WHAT YOU NEED TO DO: Track down each line that has the word "angle" and copy it.

DATASET EXCERPTS:
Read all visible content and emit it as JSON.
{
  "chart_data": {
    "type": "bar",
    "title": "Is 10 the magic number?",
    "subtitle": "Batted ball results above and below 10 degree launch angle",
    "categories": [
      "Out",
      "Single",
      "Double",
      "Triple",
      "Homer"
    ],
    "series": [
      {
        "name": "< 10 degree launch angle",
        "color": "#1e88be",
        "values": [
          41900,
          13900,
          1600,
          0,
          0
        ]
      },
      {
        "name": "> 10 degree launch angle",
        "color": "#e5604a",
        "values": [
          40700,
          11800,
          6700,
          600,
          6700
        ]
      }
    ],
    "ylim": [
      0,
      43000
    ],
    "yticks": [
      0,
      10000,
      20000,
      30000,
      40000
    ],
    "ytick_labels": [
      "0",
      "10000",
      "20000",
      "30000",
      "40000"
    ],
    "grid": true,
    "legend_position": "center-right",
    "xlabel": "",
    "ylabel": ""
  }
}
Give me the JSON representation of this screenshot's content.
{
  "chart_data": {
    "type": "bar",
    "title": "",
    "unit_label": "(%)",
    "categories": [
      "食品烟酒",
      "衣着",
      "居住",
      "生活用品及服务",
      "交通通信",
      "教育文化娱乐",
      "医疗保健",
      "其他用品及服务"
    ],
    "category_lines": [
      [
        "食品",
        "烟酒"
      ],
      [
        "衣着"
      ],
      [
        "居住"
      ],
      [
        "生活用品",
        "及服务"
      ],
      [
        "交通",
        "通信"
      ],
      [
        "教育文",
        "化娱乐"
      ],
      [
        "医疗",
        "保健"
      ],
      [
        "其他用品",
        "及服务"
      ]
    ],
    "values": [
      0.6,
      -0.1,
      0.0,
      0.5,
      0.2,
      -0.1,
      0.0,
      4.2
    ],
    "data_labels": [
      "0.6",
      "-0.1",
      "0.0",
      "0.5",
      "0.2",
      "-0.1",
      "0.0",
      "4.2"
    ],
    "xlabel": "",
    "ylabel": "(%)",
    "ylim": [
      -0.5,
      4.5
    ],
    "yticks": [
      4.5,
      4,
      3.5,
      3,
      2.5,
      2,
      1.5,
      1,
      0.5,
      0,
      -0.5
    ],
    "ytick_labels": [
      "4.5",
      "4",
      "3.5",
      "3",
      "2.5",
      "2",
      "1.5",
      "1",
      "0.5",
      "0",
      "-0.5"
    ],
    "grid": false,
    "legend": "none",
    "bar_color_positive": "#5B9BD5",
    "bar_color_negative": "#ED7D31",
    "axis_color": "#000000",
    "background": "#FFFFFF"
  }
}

COMPLETE RESPONSE:
    "subtitle": "Batted ball results above and below 10 degree launch angle",
        "name": "< 10 degree launch angle",
        "name": "> 10 degree launch angle",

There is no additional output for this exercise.